- _Exercise aim_: Take the data that follows and retype it word for word.

(Records from a collection)

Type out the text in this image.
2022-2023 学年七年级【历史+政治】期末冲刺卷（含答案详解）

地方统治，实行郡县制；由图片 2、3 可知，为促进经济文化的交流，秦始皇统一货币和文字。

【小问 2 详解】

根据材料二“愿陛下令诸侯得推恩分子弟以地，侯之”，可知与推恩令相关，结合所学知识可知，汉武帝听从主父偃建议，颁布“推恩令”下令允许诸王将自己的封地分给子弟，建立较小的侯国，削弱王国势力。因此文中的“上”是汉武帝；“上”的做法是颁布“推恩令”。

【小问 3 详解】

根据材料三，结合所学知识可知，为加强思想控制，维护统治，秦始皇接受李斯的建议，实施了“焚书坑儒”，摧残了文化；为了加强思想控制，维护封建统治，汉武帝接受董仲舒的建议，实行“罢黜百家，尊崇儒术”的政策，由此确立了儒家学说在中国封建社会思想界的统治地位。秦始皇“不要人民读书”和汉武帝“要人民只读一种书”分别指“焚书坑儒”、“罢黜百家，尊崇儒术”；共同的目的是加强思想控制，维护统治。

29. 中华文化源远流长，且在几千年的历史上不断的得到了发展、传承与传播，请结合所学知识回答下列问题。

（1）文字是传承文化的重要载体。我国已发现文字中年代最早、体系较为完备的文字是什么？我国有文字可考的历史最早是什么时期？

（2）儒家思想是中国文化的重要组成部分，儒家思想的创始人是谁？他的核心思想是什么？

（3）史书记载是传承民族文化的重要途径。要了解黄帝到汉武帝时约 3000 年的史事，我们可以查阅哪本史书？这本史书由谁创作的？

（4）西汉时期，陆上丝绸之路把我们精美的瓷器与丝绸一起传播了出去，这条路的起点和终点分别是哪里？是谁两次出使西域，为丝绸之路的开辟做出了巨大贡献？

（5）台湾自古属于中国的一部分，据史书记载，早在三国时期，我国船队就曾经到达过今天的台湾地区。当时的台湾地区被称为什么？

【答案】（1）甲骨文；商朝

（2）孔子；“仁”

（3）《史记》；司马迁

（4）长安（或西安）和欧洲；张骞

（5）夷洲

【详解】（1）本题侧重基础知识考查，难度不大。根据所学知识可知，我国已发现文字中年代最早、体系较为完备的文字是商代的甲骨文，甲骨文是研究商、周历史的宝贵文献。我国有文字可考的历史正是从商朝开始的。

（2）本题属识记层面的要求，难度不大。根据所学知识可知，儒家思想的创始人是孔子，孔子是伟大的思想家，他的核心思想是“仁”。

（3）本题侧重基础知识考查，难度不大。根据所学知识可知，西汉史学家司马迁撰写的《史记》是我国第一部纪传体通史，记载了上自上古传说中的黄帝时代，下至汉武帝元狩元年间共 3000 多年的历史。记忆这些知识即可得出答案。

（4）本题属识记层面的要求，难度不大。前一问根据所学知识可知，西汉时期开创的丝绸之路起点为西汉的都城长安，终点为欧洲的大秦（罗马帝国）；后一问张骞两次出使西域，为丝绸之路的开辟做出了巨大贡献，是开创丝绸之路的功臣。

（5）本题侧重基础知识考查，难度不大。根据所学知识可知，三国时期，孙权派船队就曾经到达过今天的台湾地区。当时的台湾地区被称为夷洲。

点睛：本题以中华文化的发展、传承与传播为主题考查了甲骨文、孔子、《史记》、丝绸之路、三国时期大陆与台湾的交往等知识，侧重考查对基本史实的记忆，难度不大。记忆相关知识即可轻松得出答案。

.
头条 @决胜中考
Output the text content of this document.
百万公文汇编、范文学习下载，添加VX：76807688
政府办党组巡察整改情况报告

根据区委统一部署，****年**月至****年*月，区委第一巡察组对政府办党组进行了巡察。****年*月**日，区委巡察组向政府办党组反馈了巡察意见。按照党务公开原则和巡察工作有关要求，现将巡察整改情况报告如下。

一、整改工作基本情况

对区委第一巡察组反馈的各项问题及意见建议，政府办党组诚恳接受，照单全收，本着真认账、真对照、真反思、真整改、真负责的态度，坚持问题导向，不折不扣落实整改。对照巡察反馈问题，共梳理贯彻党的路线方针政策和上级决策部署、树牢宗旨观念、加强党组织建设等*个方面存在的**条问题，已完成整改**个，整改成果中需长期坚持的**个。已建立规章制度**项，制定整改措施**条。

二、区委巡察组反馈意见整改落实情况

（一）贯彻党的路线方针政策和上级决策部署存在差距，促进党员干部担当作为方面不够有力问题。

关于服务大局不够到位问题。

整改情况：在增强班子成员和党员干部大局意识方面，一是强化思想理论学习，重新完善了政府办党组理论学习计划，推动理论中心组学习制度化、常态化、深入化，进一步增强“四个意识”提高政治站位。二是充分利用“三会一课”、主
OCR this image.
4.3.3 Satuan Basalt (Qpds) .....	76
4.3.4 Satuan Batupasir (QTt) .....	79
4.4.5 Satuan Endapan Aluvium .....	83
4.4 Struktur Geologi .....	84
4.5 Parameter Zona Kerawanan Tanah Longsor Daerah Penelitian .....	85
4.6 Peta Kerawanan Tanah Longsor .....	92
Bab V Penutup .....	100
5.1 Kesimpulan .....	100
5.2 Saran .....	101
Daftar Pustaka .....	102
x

- _The reply_:
Type out the text in this image.
2022-2023 学年七年级【历史+政治】期末冲刺卷（含答案详解）

地方统治，实行郡县制；由图片 2、3 可知，为促进经济文化的交流，秦始皇统一货币和文字。

【小问 2 详解】

根据材料二“愿陛下令诸侯得推恩分子弟以地，侯之”，可知与推恩令相关，结合所学知识可知，汉武帝听从主父偃建议，颁布“推恩令”下令允许诸王将自己的封地分给子弟，建立较小的侯国，削弱王国势力。因此文中的“上”是汉武帝；“上”的做法是颁布“推恩令”。

【小问 3 详解】

根据材料三，结合所学知识可知，为加强思想控制，维护统治，秦始皇接受李斯的建议，实施了“焚书坑儒”，摧残了文化；为了加强思想控制，维护封建统治，汉武帝接受董仲舒的建议，实行“罢黜百家，尊崇儒术”的政策，由此确立了儒家学说在中国封建社会思想界的统治地位。秦始皇“不要人民读书”和汉武帝“要人民只读一种书”分别指“焚书坑儒”、“罢黜百家，尊崇儒术”；共同的目的是加强思想控制，维护统治。

29. 中华文化源远流长，且在几千年的历史上不断的得到了发展、传承与传播，请结合所学知识回答下列问题。

（1）文字是传承文化的重要载体。我国已发现文字中年代最早、体系较为完备的文字是什么？我国有文字可考的历史最早是什么时期？

（2）儒家思想是中国文化的重要组成部分，儒家思想的创始人是谁？他的核心思想是什么？

（3）史书记载是传承民族文化的重要途径。要了解黄帝到汉武帝时约 3000 年的史事，我们可以查阅哪本史书？这本史书由谁创作的？

（4）西汉时期，陆上丝绸之路把我们精美的瓷器与丝绸一起传播了出去，这条路的起点和终点分别是哪里？是谁两次出使西域，为丝绸之路的开辟做出了巨大贡献？

（5）台湾自古属于中国的一部分，据史书记载，早在三国时期，我国船队就曾经到达过今天的台湾地区。当时的台湾地区被称为什么？

【答案】（1）甲骨文；商朝

（2）孔子；“仁”

（3）《史记》；司马迁

（4）长安（或西安）和欧洲；张骞

（5）夷洲

【详解】（1）本题侧重基础知识考查，难度不大。根据所学知识可知，我国已发现文字中年代最早、体系较为完备的文字是商代的甲骨文，甲骨文是研究商、周历史的宝贵文献。我国有文字可考的历史正是从商朝开始的。

（2）本题属识记层面的要求，难度不大。根据所学知识可知，儒家思想的创始人是孔子，孔子是伟大的思想家，他的核心思想是“仁”。

（3）本题侧重基础知识考查，难度不大。根据所学知识可知，西汉史学家司马迁撰写的《史记》是我国第一部纪传体通史，记载了上自上古传说中的黄帝时代，下至汉武帝元狩元年间共 3000 多年的历史。记忆这些知识即可得出答案。

（4）本题属识记层面的要求，难度不大。前一问根据所学知识可知，西汉时期开创的丝绸之路起点为西汉的都城长安，终点为欧洲的大秦（罗马帝国）；后一问张骞两次出使西域，为丝绸之路的开辟做出了巨大贡献，是开创丝绸之路的功臣。

（5）本题侧重基础知识考查，难度不大。根据所学知识可知，三国时期，孙权派船队就曾经到达过今天的台湾地区。当时的台湾地区被称为夷洲。

点睛：本题以中华文化的发展、传承与传播为主题考查了甲骨文、孔子、《史记》、丝绸之路、三国时期大陆与台湾的交往等知识，侧重考查对基本史实的记忆，难度不大。记忆相关知识即可轻松得出答案。

.
头条 @决胜中考
Output the text content of this document.
百万公文汇编、范文学习下载，添加VX：76807688
政府办党组巡察整改情况报告

根据区委统一部署，****年**月至****年*月，区委第一巡察组对政府办党组进行了巡察。****年*月**日，区委巡察组向政府办党组反馈了巡察意见。按照党务公开原则和巡察工作有关要求，现将巡察整改情况报告如下。

一、整改工作基本情况

对区委第一巡察组反馈的各项问题及意见建议，政府办党组诚恳接受，照单全收，本着真认账、真对照、真反思、真整改、真负责的态度，坚持问题导向，不折不扣落实整改。对照巡察反馈问题，共梳理贯彻党的路线方针政策和上级决策部署、树牢宗旨观念、加强党组织建设等*个方面存在的**条问题，已完成整改**个，整改成果中需长期坚持的**个。已建立规章制度**项，制定整改措施**条。

二、区委巡察组反馈意见整改落实情况

（一）贯彻党的路线方针政策和上级决策部署存在差距，促进党员干部担当作为方面不够有力问题。

关于服务大局不够到位问题。

整改情况：在增强班子成员和党员干部大局意识方面，一是强化思想理论学习，重新完善了政府办党组理论学习计划，推动理论中心组学习制度化、常态化、深入化，进一步增强“四个意识”提高政治站位。二是充分利用“三会一课”、主
OCR this image.
4.3.3 Satuan Basalt (Qpds) .....	76
4.3.4 Satuan Batupasir (QTt) .....	79
4.4.5 Satuan Endapan Aluvium .....	83
4.4 Struktur Geologi .....	84
4.5 Parameter Zona Kerawanan Tanah Longsor Daerah Penelitian .....	85
4.6 Peta Kerawanan Tanah Longsor .....	92
Bab V Penutup .....	100
5.1 Kesimpulan .....	100
5.2 Saran .....	101
Daftar Pustaka .....	102
x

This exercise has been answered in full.